WHAT IS EXPECTED:
Each line containing the word "into" needs to be copied.

RECORDED DATA:
____

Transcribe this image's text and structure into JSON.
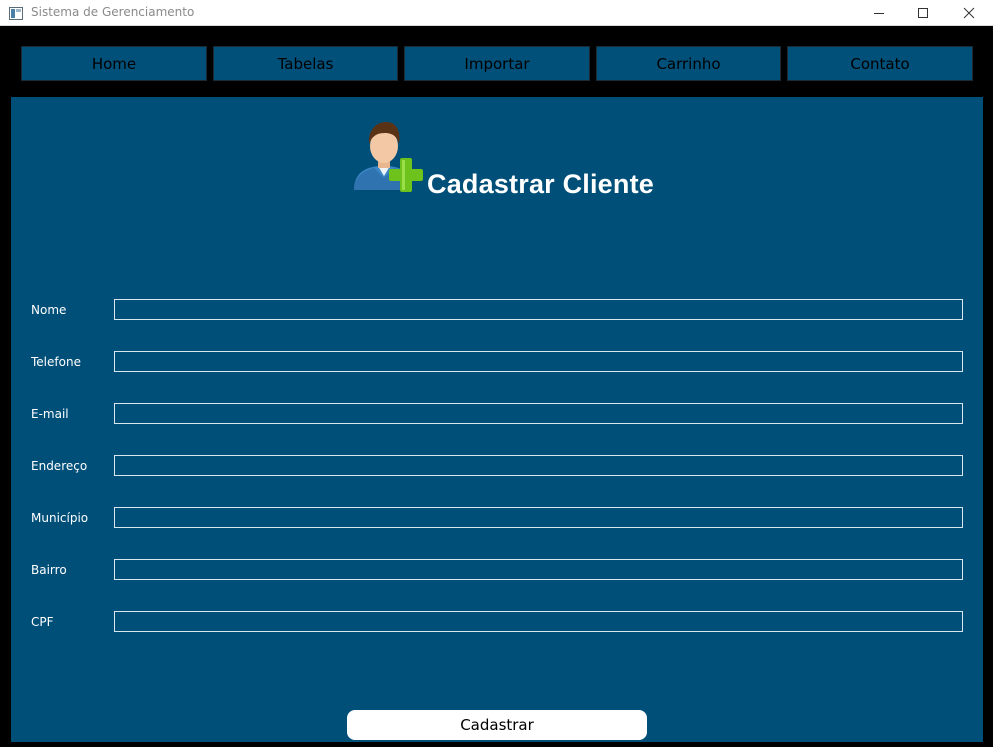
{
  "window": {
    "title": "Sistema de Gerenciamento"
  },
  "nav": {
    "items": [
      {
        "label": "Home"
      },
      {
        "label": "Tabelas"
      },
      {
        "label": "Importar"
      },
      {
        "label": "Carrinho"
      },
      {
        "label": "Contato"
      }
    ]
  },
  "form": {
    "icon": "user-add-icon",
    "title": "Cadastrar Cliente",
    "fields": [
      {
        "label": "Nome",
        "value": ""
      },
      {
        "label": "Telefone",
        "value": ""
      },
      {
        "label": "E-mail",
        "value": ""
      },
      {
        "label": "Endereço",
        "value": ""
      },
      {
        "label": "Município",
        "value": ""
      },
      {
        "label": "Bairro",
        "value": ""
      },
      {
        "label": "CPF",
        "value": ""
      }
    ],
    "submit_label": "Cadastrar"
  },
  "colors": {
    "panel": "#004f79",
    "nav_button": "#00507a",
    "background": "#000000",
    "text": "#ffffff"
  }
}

____

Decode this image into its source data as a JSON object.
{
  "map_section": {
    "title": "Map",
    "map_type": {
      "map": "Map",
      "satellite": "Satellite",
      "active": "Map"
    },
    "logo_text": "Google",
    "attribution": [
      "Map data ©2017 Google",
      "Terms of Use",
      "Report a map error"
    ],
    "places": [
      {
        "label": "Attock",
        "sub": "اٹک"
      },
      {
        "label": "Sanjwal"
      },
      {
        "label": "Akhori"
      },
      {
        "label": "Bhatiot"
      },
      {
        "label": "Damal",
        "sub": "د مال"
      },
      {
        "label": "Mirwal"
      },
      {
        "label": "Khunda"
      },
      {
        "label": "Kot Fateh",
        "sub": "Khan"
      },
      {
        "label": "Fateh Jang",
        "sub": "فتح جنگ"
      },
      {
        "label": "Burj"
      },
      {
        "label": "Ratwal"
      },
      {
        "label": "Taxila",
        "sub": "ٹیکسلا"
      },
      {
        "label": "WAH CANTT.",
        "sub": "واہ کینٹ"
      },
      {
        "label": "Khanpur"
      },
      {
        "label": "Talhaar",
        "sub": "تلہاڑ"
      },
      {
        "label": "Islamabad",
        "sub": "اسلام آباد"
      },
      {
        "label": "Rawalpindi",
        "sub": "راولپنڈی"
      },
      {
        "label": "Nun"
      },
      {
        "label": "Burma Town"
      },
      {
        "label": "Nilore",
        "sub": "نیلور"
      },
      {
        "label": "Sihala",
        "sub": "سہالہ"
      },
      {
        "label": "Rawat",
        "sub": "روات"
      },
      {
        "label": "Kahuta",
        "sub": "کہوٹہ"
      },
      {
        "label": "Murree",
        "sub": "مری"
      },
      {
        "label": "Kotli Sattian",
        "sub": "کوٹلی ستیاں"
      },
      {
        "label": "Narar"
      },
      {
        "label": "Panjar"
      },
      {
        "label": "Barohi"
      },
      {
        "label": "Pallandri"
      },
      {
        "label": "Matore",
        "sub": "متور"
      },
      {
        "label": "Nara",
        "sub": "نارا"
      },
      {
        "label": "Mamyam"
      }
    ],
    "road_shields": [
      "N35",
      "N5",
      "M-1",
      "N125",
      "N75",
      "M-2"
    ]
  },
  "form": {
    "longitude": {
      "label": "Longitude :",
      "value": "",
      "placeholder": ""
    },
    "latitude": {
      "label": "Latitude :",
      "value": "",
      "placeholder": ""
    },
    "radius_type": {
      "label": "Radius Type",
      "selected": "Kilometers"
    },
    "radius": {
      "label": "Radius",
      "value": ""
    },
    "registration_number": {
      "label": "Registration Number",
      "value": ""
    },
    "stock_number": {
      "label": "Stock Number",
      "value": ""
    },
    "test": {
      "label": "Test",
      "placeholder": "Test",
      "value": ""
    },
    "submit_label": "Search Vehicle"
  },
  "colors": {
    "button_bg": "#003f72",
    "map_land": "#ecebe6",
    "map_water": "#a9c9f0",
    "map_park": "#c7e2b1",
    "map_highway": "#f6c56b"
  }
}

____

REPLY TO THE EXERCISE:
Transcribe this image's text and structure into JSON.
Decode this image into its source data as a JSON object.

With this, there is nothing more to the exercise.